Extract every entry word for word. Skip the pictures.

— Begin —

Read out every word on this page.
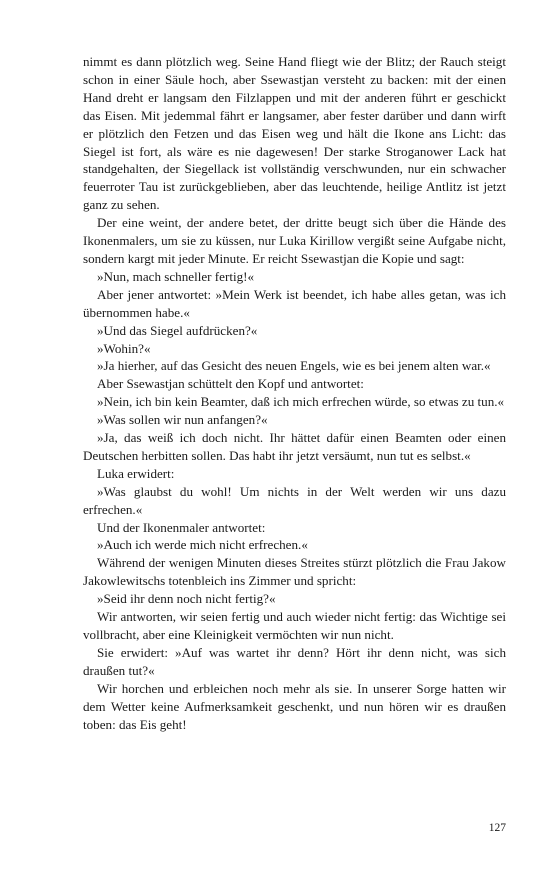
nimmt es dann plötzlich weg. Seine Hand fliegt wie der Blitz; der Rauch steigt schon in einer Säule hoch, aber Ssewastjan versteht zu backen: mit der einen Hand dreht er langsam den Filzlappen und mit der anderen führt er geschickt das Eisen. Mit jedemmal fährt er langsamer, aber fester darüber und dann wirft er plötzlich den Fetzen und das Eisen weg und hält die Ikone ans Licht: das Siegel ist fort, als wäre es nie dagewesen! Der starke Stroganower Lack hat standgehalten, der Siegellack ist vollständig verschwunden, nur ein schwacher feuerroter Tau ist zurückgeblieben, aber das leuchtende, heilige Antlitz ist jetzt ganz zu sehen.

Der eine weint, der andere betet, der dritte beugt sich über die Hände des Ikonenmalers, um sie zu küssen, nur Luka Kirillow vergißt seine Aufgabe nicht, sondern kargt mit jeder Minute. Er reicht Ssewastjan die Kopie und sagt:

»Nun, mach schneller fertig!«

Aber jener antwortet: »Mein Werk ist beendet, ich habe alles getan, was ich übernommen habe.«

»Und das Siegel aufdrücken?«

»Wohin?«

»Ja hierher, auf das Gesicht des neuen Engels, wie es bei jenem alten war.«

Aber Ssewastjan schüttelt den Kopf und antwortet:

»Nein, ich bin kein Beamter, daß ich mich erfrechen würde, so etwas zu tun.«

»Was sollen wir nun anfangen?«

»Ja, das weiß ich doch nicht. Ihr hättet dafür einen Beamten oder einen Deutschen herbitten sollen. Das habt ihr jetzt versäumt, nun tut es selbst.«

Luka erwidert:

»Was glaubst du wohl! Um nichts in der Welt werden wir uns dazu erfrechen.«

Und der Ikonenmaler antwortet:

»Auch ich werde mich nicht erfrechen.«

Während der wenigen Minuten dieses Streites stürzt plötzlich die Frau Jakow Jakowlewitschs totenbleich ins Zimmer und spricht:

»Seid ihr denn noch nicht fertig?«

Wir antworten, wir seien fertig und auch wieder nicht fertig: das Wichtige sei vollbracht, aber eine Kleinigkeit vermöchten wir nun nicht.

Sie erwidert: »Auf was wartet ihr denn? Hört ihr denn nicht, was sich draußen tut?«

Wir horchen und erbleichen noch mehr als sie. In unserer Sorge hatten wir dem Wetter keine Aufmerksamkeit geschenkt, und nun hören wir es draußen toben: das Eis geht!

127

— End —

| RESULT |
Read out every word on this page.
nimmt es dann plötzlich weg. Seine Hand fliegt wie der Blitz; der Rauch steigt schon in einer Säule hoch, aber Ssewastjan versteht zu backen: mit der einen Hand dreht er langsam den Filzlappen und mit der anderen führt er geschickt das Eisen. Mit jedemmal fährt er langsamer, aber fester darüber und dann wirft er plötzlich den Fetzen und das Eisen weg und hält die Ikone ans Licht: das Siegel ist fort, als wäre es nie dagewesen! Der starke Stroganower Lack hat standgehalten, der Siegellack ist vollständig verschwunden, nur ein schwacher feuerroter Tau ist zurückgeblieben, aber das leuchtende, heilige Antlitz ist jetzt ganz zu sehen.

Der eine weint, der andere betet, der dritte beugt sich über die Hände des Ikonenmalers, um sie zu küssen, nur Luka Kirillow vergißt seine Aufgabe nicht, sondern kargt mit jeder Minute. Er reicht Ssewastjan die Kopie und sagt:

»Nun, mach schneller fertig!«

Aber jener antwortet: »Mein Werk ist beendet, ich habe alles getan, was ich übernommen habe.«

»Und das Siegel aufdrücken?«

»Wohin?«

»Ja hierher, auf das Gesicht des neuen Engels, wie es bei jenem alten war.«

Aber Ssewastjan schüttelt den Kopf und antwortet:

»Nein, ich bin kein Beamter, daß ich mich erfrechen würde, so etwas zu tun.«

»Was sollen wir nun anfangen?«

»Ja, das weiß ich doch nicht. Ihr hättet dafür einen Beamten oder einen Deutschen herbitten sollen. Das habt ihr jetzt versäumt, nun tut es selbst.«

Luka erwidert:

»Was glaubst du wohl! Um nichts in der Welt werden wir uns dazu erfrechen.«

Und der Ikonenmaler antwortet:

»Auch ich werde mich nicht erfrechen.«

Während der wenigen Minuten dieses Streites stürzt plötzlich die Frau Jakow Jakowlewitschs totenbleich ins Zimmer und spricht:

»Seid ihr denn noch nicht fertig?«

Wir antworten, wir seien fertig und auch wieder nicht fertig: das Wichtige sei vollbracht, aber eine Kleinigkeit vermöchten wir nun nicht.

Sie erwidert: »Auf was wartet ihr denn? Hört ihr denn nicht, was sich draußen tut?«

Wir horchen und erbleichen noch mehr als sie. In unserer Sorge hatten wir dem Wetter keine Aufmerksamkeit geschenkt, und nun hören wir es draußen toben: das Eis geht!

127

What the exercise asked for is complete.